== EXERCISE OBJECTIVE ==
Pull out each line of the records holding the string "διακόνισσαι".

(Stored dataset items)
↓↓↓
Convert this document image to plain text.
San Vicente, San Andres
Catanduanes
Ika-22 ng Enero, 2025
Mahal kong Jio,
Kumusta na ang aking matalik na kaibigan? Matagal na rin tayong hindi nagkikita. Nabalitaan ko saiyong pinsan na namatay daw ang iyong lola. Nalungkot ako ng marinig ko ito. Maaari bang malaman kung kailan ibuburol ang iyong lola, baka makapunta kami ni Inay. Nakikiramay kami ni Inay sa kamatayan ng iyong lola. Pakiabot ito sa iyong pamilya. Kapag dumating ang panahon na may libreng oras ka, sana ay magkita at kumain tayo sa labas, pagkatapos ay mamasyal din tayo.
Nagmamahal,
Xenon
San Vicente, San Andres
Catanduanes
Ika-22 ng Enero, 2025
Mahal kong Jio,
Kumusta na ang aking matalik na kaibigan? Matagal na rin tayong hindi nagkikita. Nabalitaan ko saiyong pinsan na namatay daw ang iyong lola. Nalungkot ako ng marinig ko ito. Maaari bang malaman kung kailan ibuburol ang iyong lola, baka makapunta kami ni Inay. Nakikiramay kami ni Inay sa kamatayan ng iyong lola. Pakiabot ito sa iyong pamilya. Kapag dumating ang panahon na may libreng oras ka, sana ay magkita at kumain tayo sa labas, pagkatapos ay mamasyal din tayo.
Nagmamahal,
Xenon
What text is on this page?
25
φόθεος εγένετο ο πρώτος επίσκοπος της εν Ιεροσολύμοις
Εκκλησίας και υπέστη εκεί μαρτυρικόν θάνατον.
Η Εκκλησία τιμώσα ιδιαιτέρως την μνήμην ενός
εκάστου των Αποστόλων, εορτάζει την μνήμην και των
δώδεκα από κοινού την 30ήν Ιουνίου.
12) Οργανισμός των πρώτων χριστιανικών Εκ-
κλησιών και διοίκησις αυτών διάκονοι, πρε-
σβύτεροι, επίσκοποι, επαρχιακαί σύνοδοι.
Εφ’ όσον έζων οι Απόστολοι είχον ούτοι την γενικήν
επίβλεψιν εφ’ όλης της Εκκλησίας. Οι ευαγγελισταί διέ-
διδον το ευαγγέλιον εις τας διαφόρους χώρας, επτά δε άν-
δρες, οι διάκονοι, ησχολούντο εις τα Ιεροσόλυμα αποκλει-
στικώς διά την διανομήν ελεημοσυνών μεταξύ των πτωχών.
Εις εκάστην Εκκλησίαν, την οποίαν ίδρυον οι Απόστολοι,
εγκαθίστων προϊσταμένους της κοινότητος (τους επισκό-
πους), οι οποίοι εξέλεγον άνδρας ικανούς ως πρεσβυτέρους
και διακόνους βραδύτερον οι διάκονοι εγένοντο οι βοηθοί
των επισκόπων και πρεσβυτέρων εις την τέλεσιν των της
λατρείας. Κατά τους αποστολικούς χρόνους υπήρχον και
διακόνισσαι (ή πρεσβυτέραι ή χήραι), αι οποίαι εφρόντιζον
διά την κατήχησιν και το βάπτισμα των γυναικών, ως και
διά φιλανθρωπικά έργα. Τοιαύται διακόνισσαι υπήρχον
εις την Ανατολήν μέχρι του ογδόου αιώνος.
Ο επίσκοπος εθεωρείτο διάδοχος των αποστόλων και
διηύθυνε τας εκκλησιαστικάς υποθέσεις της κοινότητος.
↑↑↑
== TASK OUTPUT ==
διακόνισσαι (ή πρεσβυτέραι ή χήραι), αι οποίαι εφρόντιζον
διά φιλανθρωπικά έργα. Τοιαύται διακόνισσαι υπήρχον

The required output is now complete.